> _INSTRUCTIONS FOR THE TASK_
Below are some records: retype them all exactly, but not the pictures.

(Rows from a figure dataset)
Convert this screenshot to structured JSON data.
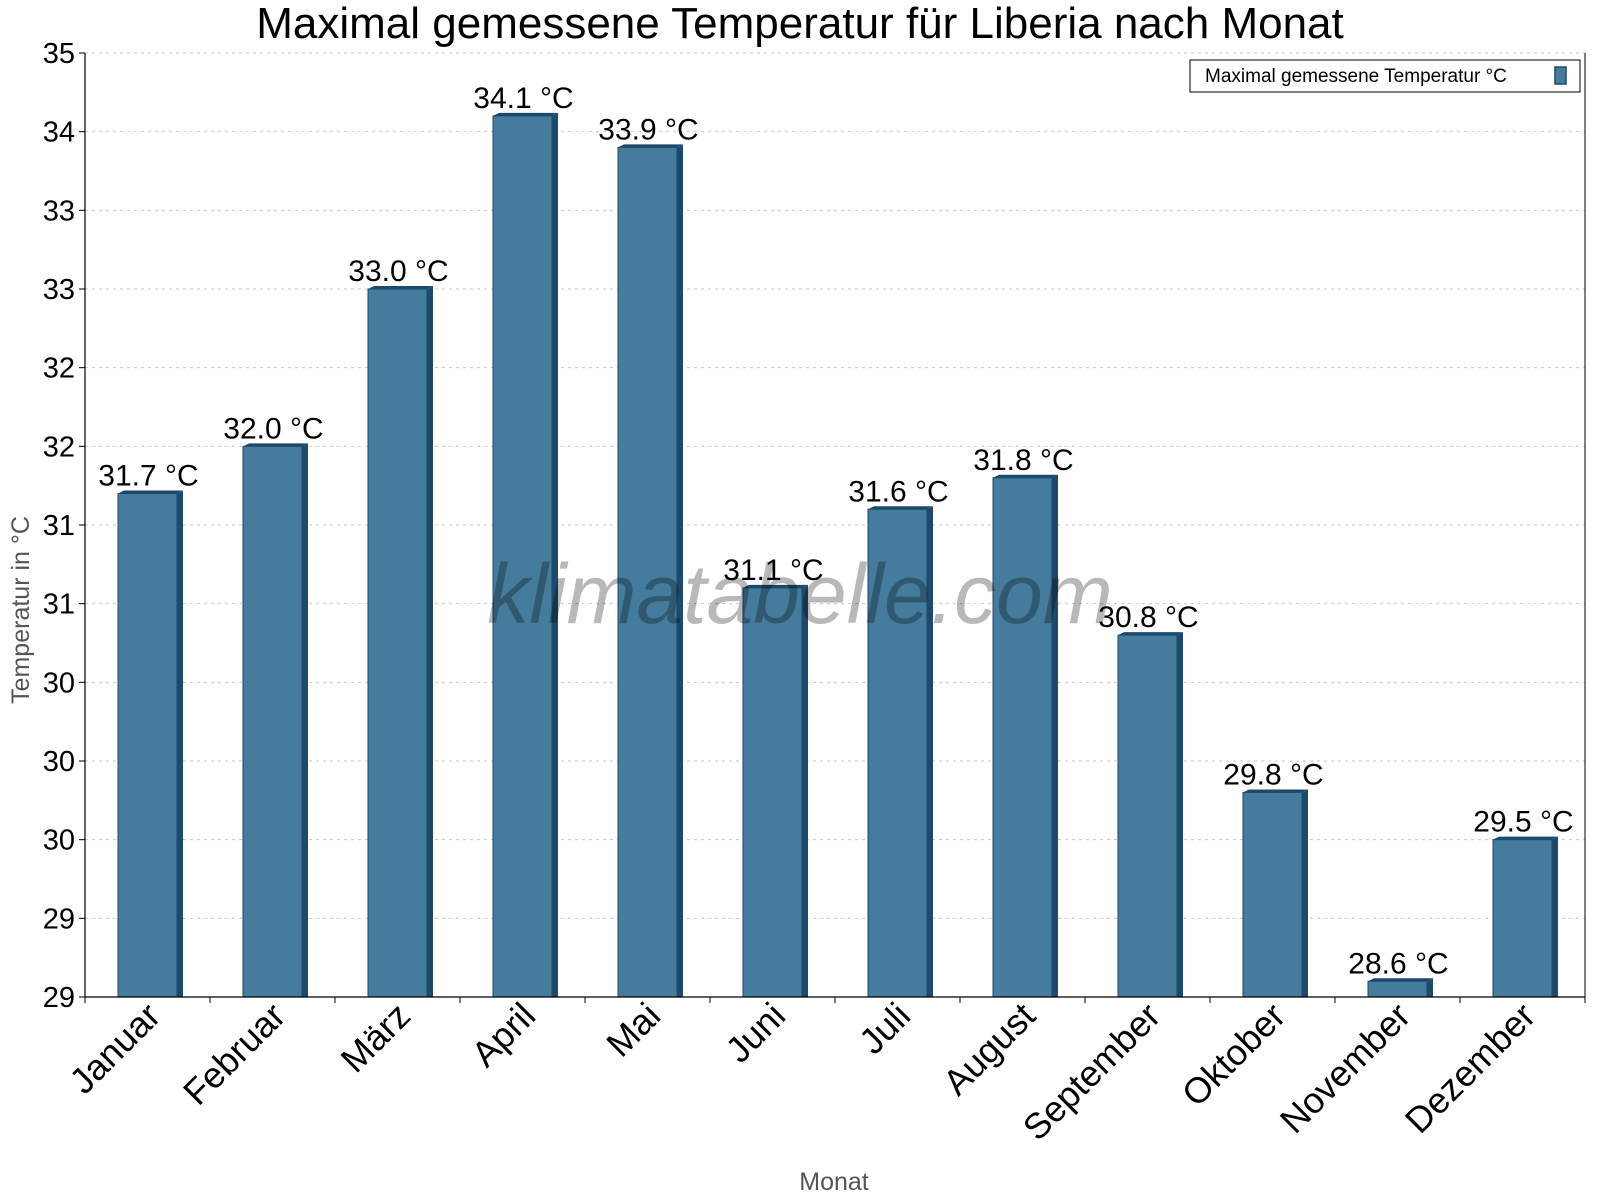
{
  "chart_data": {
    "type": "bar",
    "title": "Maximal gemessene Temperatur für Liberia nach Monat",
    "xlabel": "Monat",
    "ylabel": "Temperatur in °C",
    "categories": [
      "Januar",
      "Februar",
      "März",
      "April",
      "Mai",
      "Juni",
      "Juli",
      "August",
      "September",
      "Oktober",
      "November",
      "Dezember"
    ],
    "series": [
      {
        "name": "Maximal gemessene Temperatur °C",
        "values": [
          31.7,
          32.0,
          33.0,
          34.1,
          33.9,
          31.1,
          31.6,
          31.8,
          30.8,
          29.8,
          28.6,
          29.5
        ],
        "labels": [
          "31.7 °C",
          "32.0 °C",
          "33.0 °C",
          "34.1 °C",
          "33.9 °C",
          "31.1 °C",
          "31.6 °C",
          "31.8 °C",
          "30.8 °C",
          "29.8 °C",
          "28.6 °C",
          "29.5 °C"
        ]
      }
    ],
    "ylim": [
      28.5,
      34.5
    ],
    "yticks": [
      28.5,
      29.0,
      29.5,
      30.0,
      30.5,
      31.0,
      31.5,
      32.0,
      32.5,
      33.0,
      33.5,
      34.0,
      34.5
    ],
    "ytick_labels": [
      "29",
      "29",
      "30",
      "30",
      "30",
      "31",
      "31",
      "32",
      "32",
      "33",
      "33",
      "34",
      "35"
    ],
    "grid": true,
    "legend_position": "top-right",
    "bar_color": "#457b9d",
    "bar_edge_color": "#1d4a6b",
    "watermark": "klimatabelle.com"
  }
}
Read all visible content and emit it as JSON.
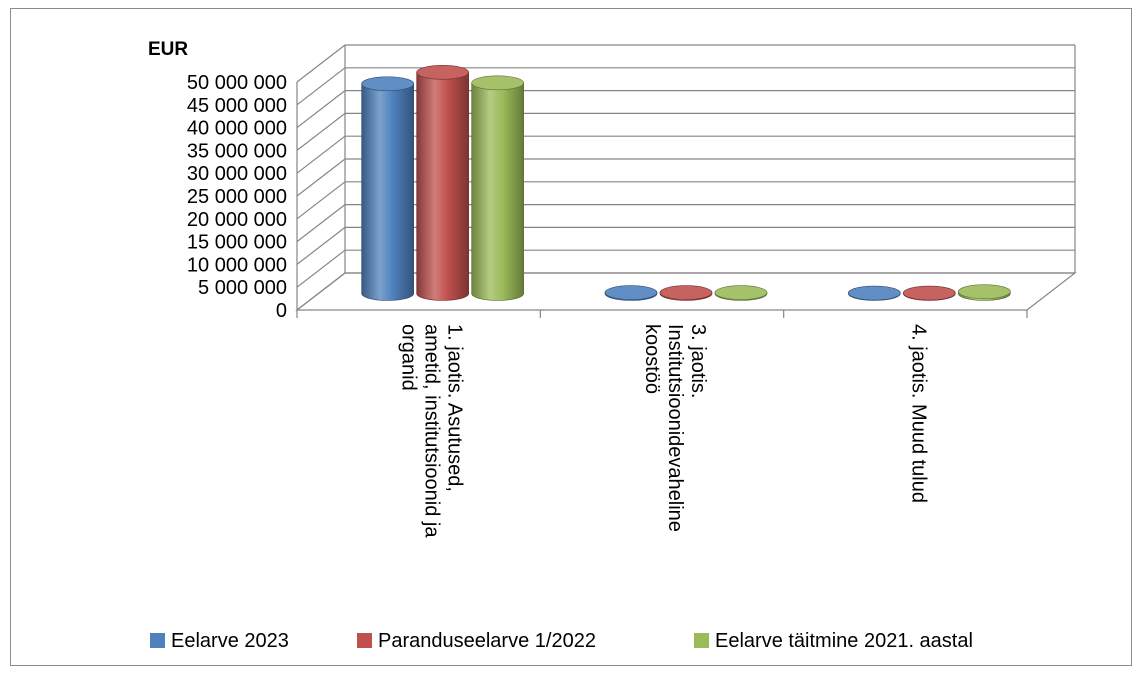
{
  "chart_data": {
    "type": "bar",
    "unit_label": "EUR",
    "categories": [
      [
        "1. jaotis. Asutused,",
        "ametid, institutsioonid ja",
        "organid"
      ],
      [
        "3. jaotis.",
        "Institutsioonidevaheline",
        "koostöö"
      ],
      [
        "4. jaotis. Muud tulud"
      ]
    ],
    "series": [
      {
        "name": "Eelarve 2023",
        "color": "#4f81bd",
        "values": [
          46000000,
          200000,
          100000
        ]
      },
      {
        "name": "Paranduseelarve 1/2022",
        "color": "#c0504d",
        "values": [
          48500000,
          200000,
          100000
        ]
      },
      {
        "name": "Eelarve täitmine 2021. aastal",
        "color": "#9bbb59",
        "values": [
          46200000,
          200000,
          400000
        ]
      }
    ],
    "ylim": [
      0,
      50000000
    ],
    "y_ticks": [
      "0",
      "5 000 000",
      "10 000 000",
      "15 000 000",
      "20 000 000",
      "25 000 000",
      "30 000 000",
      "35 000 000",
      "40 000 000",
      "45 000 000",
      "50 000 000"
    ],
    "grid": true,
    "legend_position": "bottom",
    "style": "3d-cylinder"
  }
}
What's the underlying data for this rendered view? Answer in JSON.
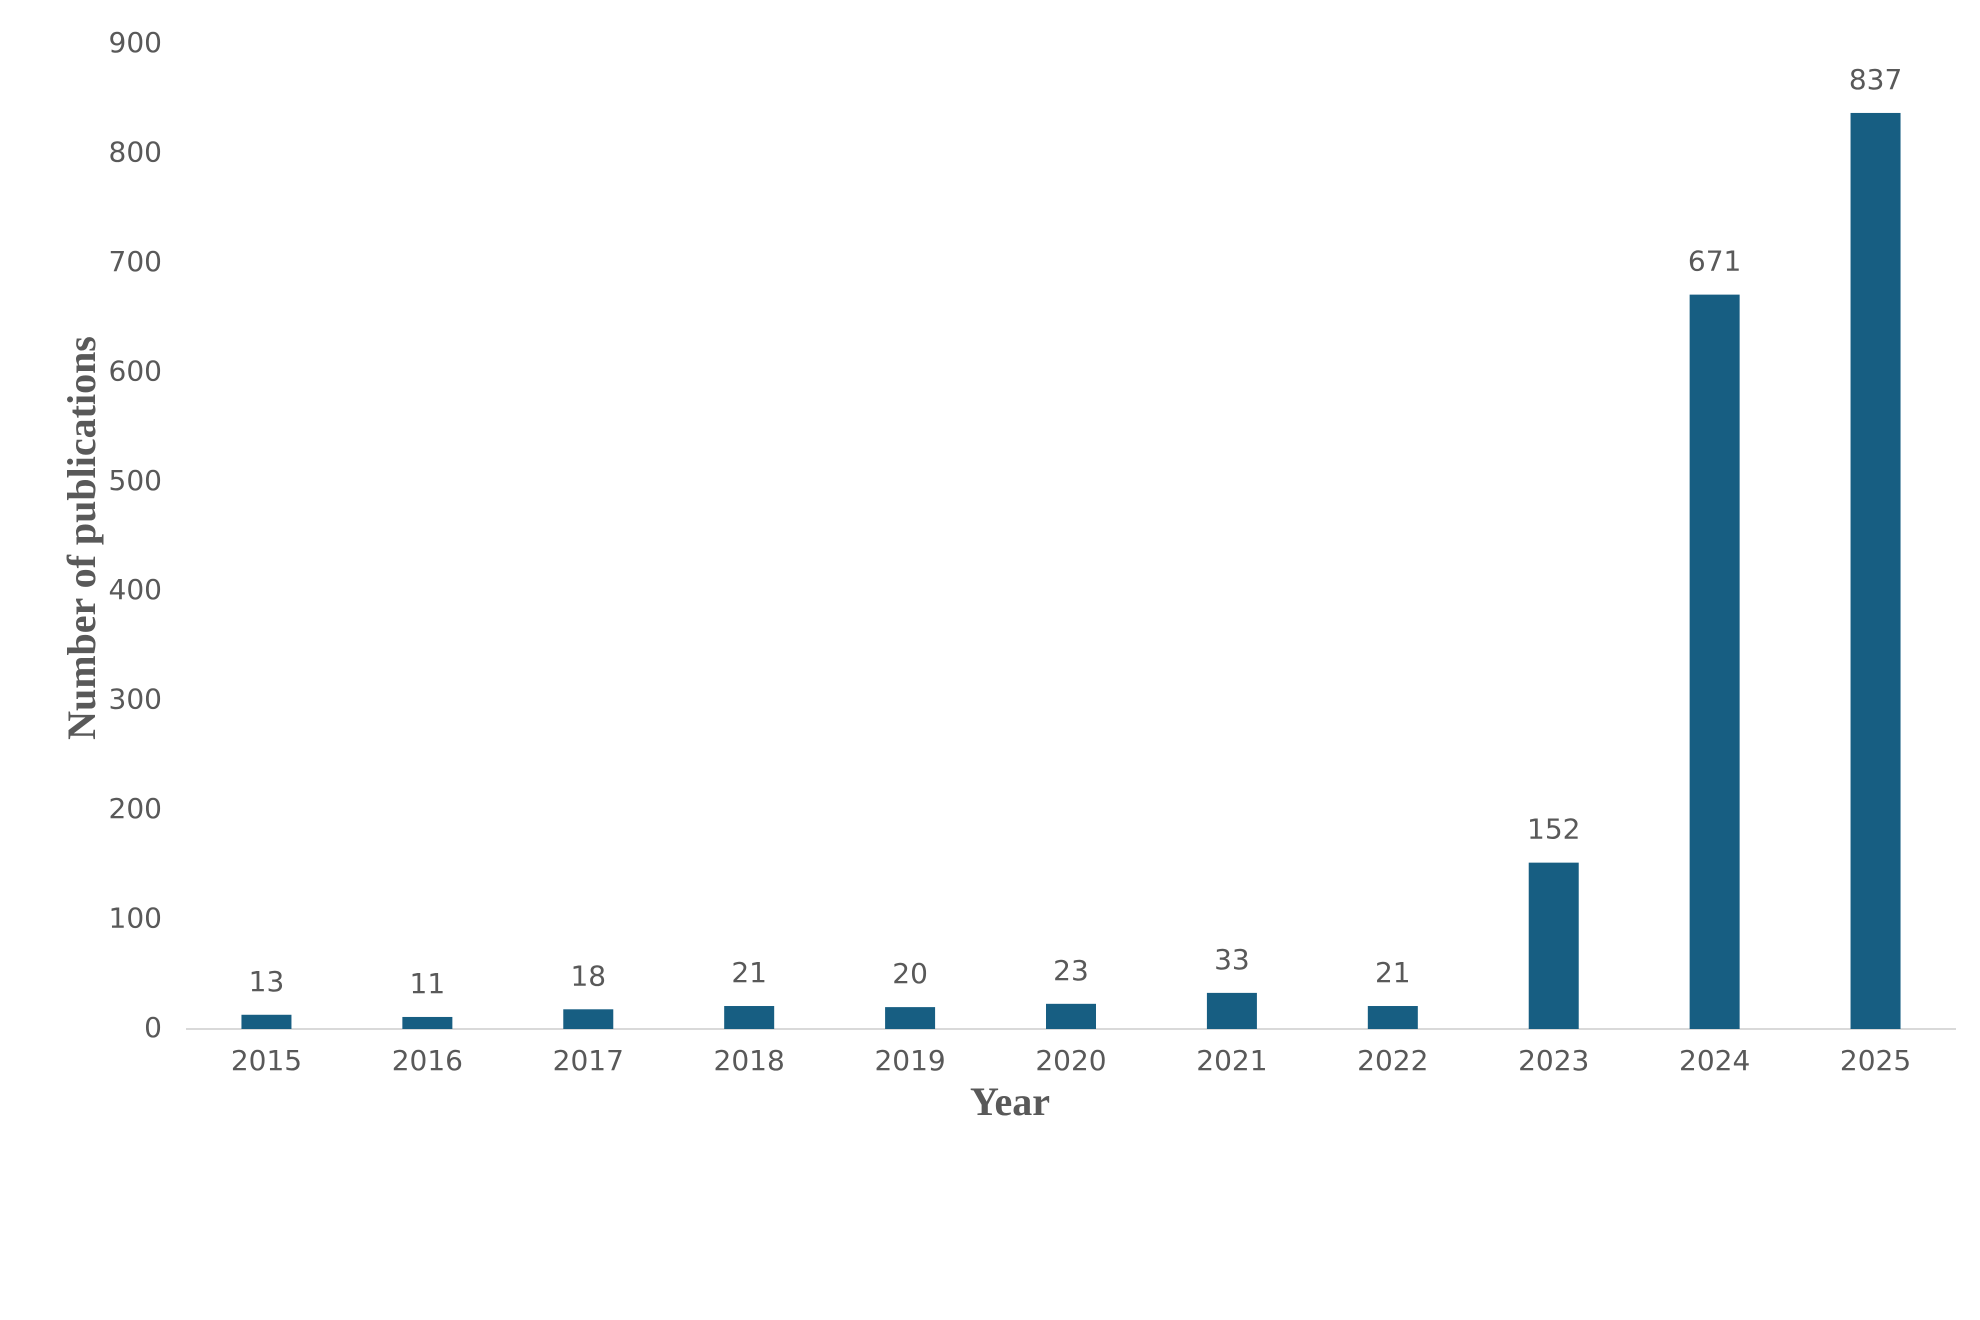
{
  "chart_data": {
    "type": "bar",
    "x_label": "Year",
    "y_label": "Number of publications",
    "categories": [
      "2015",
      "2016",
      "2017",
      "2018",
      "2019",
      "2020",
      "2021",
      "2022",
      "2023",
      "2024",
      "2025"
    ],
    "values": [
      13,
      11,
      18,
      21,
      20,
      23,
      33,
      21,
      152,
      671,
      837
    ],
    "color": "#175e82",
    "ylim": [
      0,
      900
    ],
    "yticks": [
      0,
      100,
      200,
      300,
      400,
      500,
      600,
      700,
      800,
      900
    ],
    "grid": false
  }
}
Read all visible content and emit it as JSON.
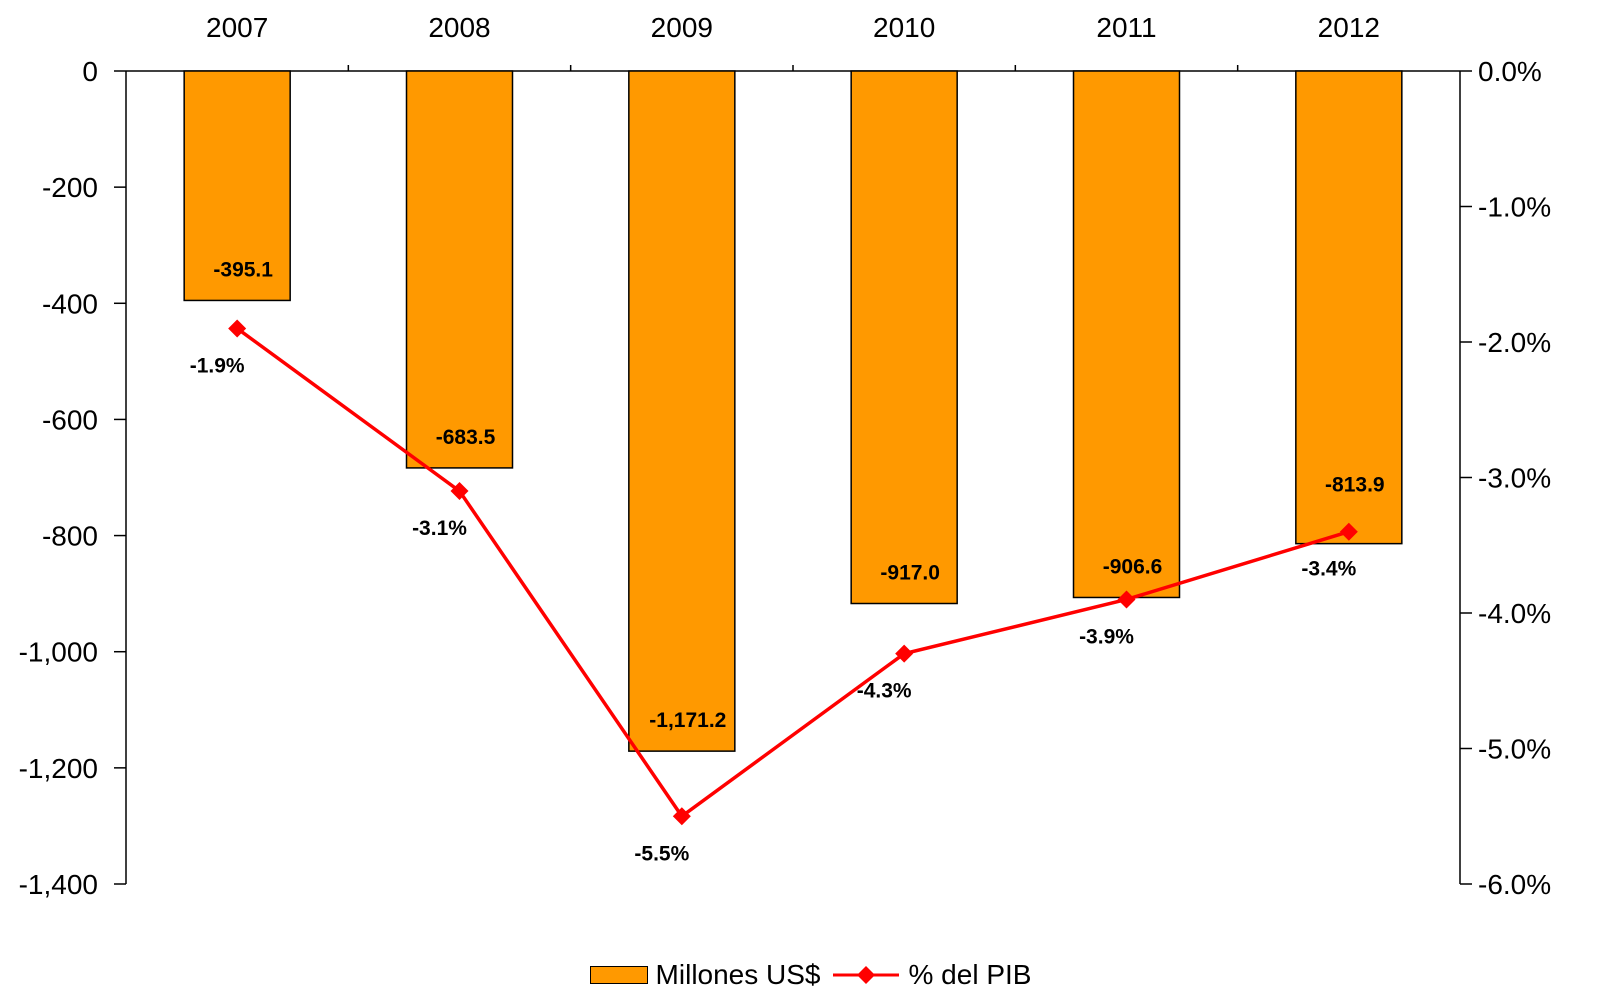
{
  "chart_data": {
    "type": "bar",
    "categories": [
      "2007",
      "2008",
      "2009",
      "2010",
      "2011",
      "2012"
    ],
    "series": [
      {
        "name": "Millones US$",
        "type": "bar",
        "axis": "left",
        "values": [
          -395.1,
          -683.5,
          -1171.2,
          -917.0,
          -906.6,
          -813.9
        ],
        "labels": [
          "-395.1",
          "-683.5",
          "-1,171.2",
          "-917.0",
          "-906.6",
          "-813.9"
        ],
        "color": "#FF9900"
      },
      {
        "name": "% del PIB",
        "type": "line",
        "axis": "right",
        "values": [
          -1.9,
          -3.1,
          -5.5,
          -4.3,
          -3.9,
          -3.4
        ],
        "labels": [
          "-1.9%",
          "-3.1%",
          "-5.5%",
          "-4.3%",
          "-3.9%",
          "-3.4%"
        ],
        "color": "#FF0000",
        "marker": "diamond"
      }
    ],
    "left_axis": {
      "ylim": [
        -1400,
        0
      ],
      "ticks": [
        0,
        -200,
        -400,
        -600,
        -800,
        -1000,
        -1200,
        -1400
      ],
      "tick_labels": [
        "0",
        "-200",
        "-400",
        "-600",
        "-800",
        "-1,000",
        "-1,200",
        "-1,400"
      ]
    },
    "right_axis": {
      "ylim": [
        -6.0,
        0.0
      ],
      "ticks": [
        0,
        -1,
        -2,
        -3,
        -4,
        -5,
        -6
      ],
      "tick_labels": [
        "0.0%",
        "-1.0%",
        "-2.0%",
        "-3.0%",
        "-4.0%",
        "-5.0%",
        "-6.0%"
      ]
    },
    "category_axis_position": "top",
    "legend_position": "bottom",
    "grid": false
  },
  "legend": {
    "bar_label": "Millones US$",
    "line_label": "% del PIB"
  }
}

> _THE RESULT_
Convert this screenshot to structured JSON data.
{
  "chart_data": {
    "type": "bar",
    "title": "Maximal gemessene Temperatur für Liberia nach Monat",
    "xlabel": "Monat",
    "ylabel": "Temperatur in °C",
    "categories": [
      "Januar",
      "Februar",
      "März",
      "April",
      "Mai",
      "Juni",
      "Juli",
      "August",
      "September",
      "Oktober",
      "November",
      "Dezember"
    ],
    "series": [
      {
        "name": "Maximal gemessene Temperatur °C",
        "values": [
          31.7,
          32.0,
          33.0,
          34.1,
          33.9,
          31.1,
          31.6,
          31.8,
          30.8,
          29.8,
          28.6,
          29.5
        ],
        "labels": [
          "31.7 °C",
          "32.0 °C",
          "33.0 °C",
          "34.1 °C",
          "33.9 °C",
          "31.1 °C",
          "31.6 °C",
          "31.8 °C",
          "30.8 °C",
          "29.8 °C",
          "28.6 °C",
          "29.5 °C"
        ]
      }
    ],
    "ylim": [
      28.5,
      34.5
    ],
    "yticks": [
      28.5,
      29.0,
      29.5,
      30.0,
      30.5,
      31.0,
      31.5,
      32.0,
      32.5,
      33.0,
      33.5,
      34.0,
      34.5
    ],
    "ytick_labels": [
      "29",
      "29",
      "30",
      "30",
      "30",
      "31",
      "31",
      "32",
      "32",
      "33",
      "33",
      "34",
      "35"
    ],
    "grid": true,
    "legend_position": "top-right",
    "bar_color": "#457b9d",
    "bar_edge_color": "#1d4a6b",
    "watermark": "klimatabelle.com"
  }
}
Read all visible content and emit it as JSON.
{
  "chart_data": {
    "type": "bar",
    "unit_label": "EUR",
    "categories": [
      [
        "1. jaotis. Asutused,",
        "ametid, institutsioonid ja",
        "organid"
      ],
      [
        "3. jaotis.",
        "Institutsioonidevaheline",
        "koostöö"
      ],
      [
        "4. jaotis. Muud tulud"
      ]
    ],
    "series": [
      {
        "name": "Eelarve 2023",
        "color": "#4f81bd",
        "values": [
          46000000,
          200000,
          100000
        ]
      },
      {
        "name": "Paranduseelarve 1/2022",
        "color": "#c0504d",
        "values": [
          48500000,
          200000,
          100000
        ]
      },
      {
        "name": "Eelarve täitmine 2021. aastal",
        "color": "#9bbb59",
        "values": [
          46200000,
          200000,
          400000
        ]
      }
    ],
    "ylim": [
      0,
      50000000
    ],
    "y_ticks": [
      "0",
      "5 000 000",
      "10 000 000",
      "15 000 000",
      "20 000 000",
      "25 000 000",
      "30 000 000",
      "35 000 000",
      "40 000 000",
      "45 000 000",
      "50 000 000"
    ],
    "grid": true,
    "legend_position": "bottom",
    "style": "3d-cylinder"
  }
}
What's the underlying data for this rendered view? Answer in JSON.
{
  "chart_data": {
    "type": "bar",
    "x_label": "Year",
    "y_label": "Number of publications",
    "categories": [
      "2015",
      "2016",
      "2017",
      "2018",
      "2019",
      "2020",
      "2021",
      "2022",
      "2023",
      "2024",
      "2025"
    ],
    "values": [
      13,
      11,
      18,
      21,
      20,
      23,
      33,
      21,
      152,
      671,
      837
    ],
    "color": "#175e82",
    "ylim": [
      0,
      900
    ],
    "yticks": [
      0,
      100,
      200,
      300,
      400,
      500,
      600,
      700,
      800,
      900
    ],
    "grid": false
  }
}
Read all visible content and emit it as JSON.
{
  "chart_data": {
    "type": "bar",
    "categories": [
      "2007",
      "2008",
      "2009",
      "2010",
      "2011",
      "2012"
    ],
    "series": [
      {
        "name": "Millones US$",
        "type": "bar",
        "axis": "left",
        "values": [
          -395.1,
          -683.5,
          -1171.2,
          -917.0,
          -906.6,
          -813.9
        ],
        "labels": [
          "-395.1",
          "-683.5",
          "-1,171.2",
          "-917.0",
          "-906.6",
          "-813.9"
        ],
        "color": "#FF9900"
      },
      {
        "name": "% del PIB",
        "type": "line",
        "axis": "right",
        "values": [
          -1.9,
          -3.1,
          -5.5,
          -4.3,
          -3.9,
          -3.4
        ],
        "labels": [
          "-1.9%",
          "-3.1%",
          "-5.5%",
          "-4.3%",
          "-3.9%",
          "-3.4%"
        ],
        "color": "#FF0000",
        "marker": "diamond"
      }
    ],
    "left_axis": {
      "ylim": [
        -1400,
        0
      ],
      "ticks": [
        0,
        -200,
        -400,
        -600,
        -800,
        -1000,
        -1200,
        -1400
      ],
      "tick_labels": [
        "0",
        "-200",
        "-400",
        "-600",
        "-800",
        "-1,000",
        "-1,200",
        "-1,400"
      ]
    },
    "right_axis": {
      "ylim": [
        -6.0,
        0.0
      ],
      "ticks": [
        0,
        -1,
        -2,
        -3,
        -4,
        -5,
        -6
      ],
      "tick_labels": [
        "0.0%",
        "-1.0%",
        "-2.0%",
        "-3.0%",
        "-4.0%",
        "-5.0%",
        "-6.0%"
      ]
    },
    "category_axis_position": "top",
    "legend_position": "bottom",
    "grid": false
  },
  "legend": {
    "bar_label": "Millones US$",
    "line_label": "% del PIB"
  }
}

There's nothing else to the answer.